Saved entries

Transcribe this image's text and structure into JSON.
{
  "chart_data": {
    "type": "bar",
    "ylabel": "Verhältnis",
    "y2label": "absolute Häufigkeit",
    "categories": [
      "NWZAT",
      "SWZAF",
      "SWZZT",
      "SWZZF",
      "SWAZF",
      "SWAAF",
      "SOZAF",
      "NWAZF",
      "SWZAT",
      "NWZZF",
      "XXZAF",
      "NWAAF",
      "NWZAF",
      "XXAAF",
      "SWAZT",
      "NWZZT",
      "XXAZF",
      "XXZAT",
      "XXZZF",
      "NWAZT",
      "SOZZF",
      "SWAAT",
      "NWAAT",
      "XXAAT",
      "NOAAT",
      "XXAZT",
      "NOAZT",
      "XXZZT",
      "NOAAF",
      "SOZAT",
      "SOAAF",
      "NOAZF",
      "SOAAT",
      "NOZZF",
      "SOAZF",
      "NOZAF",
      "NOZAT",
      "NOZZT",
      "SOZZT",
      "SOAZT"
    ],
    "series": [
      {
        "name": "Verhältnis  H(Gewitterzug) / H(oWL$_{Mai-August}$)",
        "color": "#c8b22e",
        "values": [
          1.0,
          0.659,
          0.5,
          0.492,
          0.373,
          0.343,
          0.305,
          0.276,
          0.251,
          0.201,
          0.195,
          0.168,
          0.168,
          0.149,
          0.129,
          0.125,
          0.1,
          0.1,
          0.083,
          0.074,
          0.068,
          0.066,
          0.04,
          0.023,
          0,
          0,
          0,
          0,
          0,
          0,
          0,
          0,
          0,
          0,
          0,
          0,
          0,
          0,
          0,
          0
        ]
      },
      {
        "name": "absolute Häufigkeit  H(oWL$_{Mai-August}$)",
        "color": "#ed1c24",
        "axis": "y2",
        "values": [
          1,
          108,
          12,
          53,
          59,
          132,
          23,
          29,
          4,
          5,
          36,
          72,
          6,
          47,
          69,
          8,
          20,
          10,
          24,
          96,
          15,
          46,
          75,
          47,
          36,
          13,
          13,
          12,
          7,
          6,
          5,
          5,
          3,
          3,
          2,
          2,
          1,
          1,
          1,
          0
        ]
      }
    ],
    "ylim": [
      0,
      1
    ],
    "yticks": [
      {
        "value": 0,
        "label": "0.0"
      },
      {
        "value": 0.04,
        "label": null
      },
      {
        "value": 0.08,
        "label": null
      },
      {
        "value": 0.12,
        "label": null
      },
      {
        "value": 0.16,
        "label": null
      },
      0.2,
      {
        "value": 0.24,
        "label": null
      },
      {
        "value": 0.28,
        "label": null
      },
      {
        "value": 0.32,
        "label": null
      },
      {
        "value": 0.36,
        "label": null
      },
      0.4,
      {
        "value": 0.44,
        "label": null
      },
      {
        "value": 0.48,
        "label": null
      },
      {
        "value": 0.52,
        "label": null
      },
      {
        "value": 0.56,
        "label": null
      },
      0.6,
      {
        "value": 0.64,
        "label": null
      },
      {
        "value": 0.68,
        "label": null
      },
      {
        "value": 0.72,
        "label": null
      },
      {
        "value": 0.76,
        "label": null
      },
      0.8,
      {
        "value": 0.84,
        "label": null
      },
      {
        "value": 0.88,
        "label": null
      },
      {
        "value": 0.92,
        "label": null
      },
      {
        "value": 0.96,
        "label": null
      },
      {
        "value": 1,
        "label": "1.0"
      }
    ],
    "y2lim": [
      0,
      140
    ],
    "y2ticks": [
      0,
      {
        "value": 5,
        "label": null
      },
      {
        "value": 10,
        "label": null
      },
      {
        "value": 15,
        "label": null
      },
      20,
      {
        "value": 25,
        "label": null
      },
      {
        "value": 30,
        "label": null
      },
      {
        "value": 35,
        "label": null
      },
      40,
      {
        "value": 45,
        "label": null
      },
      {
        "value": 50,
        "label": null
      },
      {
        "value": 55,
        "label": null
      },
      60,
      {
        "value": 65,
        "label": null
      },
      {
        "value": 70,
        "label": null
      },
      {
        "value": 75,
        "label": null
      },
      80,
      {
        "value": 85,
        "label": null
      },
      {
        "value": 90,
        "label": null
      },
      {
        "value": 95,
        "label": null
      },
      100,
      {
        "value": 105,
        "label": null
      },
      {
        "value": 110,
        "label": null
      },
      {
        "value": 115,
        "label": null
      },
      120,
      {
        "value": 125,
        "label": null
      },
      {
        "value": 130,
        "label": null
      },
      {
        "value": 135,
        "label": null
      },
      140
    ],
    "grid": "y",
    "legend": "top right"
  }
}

- _Problem_: Report the count of lines in the entries that contain the string "absolute", and nothing besides it.

- _Task result_: 2